## BEGIN Text shown
Support Vector Machines

Supervised learning > classification

attempt to maximize margins => better generalization and avoids overfitting, bigger margin is better
finding a maximal margin is a quadratic programming problem
support vectors are between the points nearby separator used for determining the separating boundary
using kernel trick points $x, y$ are generalized into $K (x, y)$ similarity function and can be transposed to higher dimensional spaces
choice of kernel function inserts domain knowledge into SVMs

Linear separability

Goal: find the line of least commitment in linearly separable set of data
leave as much space as possible around this boundary => how to find this line?
## END Text shown
## BEGIN Given information
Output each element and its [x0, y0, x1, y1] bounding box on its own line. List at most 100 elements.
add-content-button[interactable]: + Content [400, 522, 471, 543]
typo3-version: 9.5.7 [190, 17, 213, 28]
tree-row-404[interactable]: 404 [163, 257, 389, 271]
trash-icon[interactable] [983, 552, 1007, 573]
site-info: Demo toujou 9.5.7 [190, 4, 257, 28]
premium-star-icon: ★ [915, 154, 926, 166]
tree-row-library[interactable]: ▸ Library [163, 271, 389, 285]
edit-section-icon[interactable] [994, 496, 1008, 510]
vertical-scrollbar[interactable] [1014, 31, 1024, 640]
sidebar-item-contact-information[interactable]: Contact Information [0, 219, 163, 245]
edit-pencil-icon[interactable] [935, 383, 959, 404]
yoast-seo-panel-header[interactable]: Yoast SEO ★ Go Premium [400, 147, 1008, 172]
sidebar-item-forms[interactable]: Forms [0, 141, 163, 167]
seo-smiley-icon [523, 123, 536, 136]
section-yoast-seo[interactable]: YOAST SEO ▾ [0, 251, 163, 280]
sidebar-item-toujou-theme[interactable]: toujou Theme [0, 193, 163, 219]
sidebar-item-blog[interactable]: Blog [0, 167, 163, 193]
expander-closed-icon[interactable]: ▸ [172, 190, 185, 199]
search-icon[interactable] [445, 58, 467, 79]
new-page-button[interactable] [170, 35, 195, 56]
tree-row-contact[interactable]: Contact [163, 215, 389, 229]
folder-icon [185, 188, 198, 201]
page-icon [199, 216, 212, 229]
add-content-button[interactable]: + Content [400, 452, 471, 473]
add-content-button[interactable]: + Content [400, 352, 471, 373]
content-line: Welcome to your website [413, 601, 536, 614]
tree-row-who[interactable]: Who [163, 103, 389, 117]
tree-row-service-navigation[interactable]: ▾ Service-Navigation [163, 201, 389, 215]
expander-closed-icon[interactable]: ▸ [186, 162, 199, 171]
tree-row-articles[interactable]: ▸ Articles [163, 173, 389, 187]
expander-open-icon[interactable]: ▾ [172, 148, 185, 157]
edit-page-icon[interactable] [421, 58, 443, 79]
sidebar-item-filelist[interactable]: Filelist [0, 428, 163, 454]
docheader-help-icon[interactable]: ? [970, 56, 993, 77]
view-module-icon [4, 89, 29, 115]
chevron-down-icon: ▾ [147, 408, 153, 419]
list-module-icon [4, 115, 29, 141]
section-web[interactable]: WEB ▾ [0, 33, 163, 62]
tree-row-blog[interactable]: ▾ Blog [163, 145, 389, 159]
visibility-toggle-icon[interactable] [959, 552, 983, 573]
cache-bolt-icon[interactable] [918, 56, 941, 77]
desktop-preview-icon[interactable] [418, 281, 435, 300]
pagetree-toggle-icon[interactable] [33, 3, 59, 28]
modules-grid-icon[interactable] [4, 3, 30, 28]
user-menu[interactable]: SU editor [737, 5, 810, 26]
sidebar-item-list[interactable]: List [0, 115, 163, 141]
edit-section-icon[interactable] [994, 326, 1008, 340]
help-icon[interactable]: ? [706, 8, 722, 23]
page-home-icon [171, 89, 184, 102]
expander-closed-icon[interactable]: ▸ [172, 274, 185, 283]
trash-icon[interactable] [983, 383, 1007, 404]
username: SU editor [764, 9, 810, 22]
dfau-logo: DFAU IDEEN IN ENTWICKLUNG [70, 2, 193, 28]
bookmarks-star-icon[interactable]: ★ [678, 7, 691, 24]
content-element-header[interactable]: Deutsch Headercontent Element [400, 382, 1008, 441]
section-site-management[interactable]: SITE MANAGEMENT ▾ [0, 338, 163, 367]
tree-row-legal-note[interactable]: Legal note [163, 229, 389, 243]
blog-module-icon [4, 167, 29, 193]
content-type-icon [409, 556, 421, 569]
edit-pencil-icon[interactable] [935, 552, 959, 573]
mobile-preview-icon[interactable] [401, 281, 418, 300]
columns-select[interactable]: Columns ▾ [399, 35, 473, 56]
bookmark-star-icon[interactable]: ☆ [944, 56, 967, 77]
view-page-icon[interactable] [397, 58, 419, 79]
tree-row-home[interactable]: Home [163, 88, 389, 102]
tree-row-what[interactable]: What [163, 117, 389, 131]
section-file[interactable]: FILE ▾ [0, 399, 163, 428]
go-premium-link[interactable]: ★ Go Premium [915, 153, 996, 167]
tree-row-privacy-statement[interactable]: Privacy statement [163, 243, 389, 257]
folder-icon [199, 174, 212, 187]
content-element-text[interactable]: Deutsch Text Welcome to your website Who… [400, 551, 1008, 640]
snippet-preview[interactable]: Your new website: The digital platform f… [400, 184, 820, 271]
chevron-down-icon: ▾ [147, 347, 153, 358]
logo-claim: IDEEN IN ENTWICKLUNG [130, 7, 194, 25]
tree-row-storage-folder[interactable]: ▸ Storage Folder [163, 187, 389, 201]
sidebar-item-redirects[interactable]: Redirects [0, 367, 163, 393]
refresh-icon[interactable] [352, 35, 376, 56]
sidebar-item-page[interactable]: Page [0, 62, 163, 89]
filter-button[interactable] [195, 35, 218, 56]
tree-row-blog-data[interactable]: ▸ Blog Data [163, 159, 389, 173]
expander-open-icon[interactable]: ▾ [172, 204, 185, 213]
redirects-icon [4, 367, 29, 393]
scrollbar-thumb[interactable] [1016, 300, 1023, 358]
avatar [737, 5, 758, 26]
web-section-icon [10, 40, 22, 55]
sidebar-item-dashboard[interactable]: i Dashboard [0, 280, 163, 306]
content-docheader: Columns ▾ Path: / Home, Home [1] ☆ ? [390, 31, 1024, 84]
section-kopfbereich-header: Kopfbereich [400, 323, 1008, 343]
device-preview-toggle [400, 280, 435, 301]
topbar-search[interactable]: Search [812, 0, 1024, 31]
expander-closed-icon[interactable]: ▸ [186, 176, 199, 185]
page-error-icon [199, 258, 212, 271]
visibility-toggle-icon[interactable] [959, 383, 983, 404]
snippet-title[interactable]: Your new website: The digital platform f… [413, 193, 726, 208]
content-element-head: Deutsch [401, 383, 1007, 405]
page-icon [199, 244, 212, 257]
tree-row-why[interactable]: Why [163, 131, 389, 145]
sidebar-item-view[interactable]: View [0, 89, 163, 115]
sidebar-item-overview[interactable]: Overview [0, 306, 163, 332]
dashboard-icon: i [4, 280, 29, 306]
## END Given information
● Exercise task
Update the support vector machine notes between "Supervised learning >" and "find this line?", inclusive, and write out that passage with "separator" changed to "decision boundary".

● The answer
Supervised learning > classification

attempt to maximize margins => better generalization and avoids overfitting, bigger margin is better
finding a maximal margin is a quadratic programming problem
support vectors are between the points nearby decision boundary used for determining the separating boundary
using kernel trick points $x, y$ are generalized into $K (x, y)$ similarity function and can be transposed to higher dimensional spaces
choice of kernel function inserts domain knowledge into SVMs

Linear separability

Goal: find the line of least commitment in linearly separable set of data
leave as much space as possible around this boundary => how to find this line?